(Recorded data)

--------------------------------

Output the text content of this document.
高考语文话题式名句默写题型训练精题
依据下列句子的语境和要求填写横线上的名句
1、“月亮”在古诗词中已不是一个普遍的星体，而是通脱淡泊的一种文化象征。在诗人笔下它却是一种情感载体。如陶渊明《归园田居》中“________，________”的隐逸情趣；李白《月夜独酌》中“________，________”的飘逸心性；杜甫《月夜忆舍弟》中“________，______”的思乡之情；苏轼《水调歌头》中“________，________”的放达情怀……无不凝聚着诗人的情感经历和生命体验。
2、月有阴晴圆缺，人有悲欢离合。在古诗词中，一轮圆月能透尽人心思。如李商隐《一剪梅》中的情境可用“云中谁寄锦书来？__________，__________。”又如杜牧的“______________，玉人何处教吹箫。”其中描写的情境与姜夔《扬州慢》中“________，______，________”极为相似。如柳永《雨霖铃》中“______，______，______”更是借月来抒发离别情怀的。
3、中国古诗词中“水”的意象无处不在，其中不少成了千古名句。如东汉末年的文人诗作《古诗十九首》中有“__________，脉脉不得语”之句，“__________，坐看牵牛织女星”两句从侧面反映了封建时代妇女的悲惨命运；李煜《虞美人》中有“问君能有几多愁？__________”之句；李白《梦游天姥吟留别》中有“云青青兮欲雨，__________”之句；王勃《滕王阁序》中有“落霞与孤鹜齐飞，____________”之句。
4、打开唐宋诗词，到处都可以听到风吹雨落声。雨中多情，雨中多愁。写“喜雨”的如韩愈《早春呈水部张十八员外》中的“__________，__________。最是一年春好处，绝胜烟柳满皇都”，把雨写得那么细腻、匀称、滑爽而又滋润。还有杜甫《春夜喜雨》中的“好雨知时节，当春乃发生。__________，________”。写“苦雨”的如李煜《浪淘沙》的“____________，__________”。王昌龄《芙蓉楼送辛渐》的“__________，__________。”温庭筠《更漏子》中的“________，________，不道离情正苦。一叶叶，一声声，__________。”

--------------------------------

■ **Goal**
Copy every record exactly as presented.

■ **Response**
Output the text content of this document.
高考语文话题式名句默写题型训练精题
依据下列句子的语境和要求填写横线上的名句
1、“月亮”在古诗词中已不是一个普遍的星体，而是通脱淡泊的一种文化象征。在诗人笔下它却是一种情感载体。如陶渊明《归园田居》中“________，________”的隐逸情趣；李白《月夜独酌》中“________，________”的飘逸心性；杜甫《月夜忆舍弟》中“________，______”的思乡之情；苏轼《水调歌头》中“________，________”的放达情怀……无不凝聚着诗人的情感经历和生命体验。
2、月有阴晴圆缺，人有悲欢离合。在古诗词中，一轮圆月能透尽人心思。如李商隐《一剪梅》中的情境可用“云中谁寄锦书来？__________，__________。”又如杜牧的“______________，玉人何处教吹箫。”其中描写的情境与姜夔《扬州慢》中“________，______，________”极为相似。如柳永《雨霖铃》中“______，______，______”更是借月来抒发离别情怀的。
3、中国古诗词中“水”的意象无处不在，其中不少成了千古名句。如东汉末年的文人诗作《古诗十九首》中有“__________，脉脉不得语”之句，“__________，坐看牵牛织女星”两句从侧面反映了封建时代妇女的悲惨命运；李煜《虞美人》中有“问君能有几多愁？__________”之句；李白《梦游天姥吟留别》中有“云青青兮欲雨，__________”之句；王勃《滕王阁序》中有“落霞与孤鹜齐飞，____________”之句。
4、打开唐宋诗词，到处都可以听到风吹雨落声。雨中多情，雨中多愁。写“喜雨”的如韩愈《早春呈水部张十八员外》中的“__________，__________。最是一年春好处，绝胜烟柳满皇都”，把雨写得那么细腻、匀称、滑爽而又滋润。还有杜甫《春夜喜雨》中的“好雨知时节，当春乃发生。__________，________”。写“苦雨”的如李煜《浪淘沙》的“____________，__________”。王昌龄《芙蓉楼送辛渐》的“__________，__________。”温庭筠《更漏子》中的“________，________，不道离情正苦。一叶叶，一声声，__________。”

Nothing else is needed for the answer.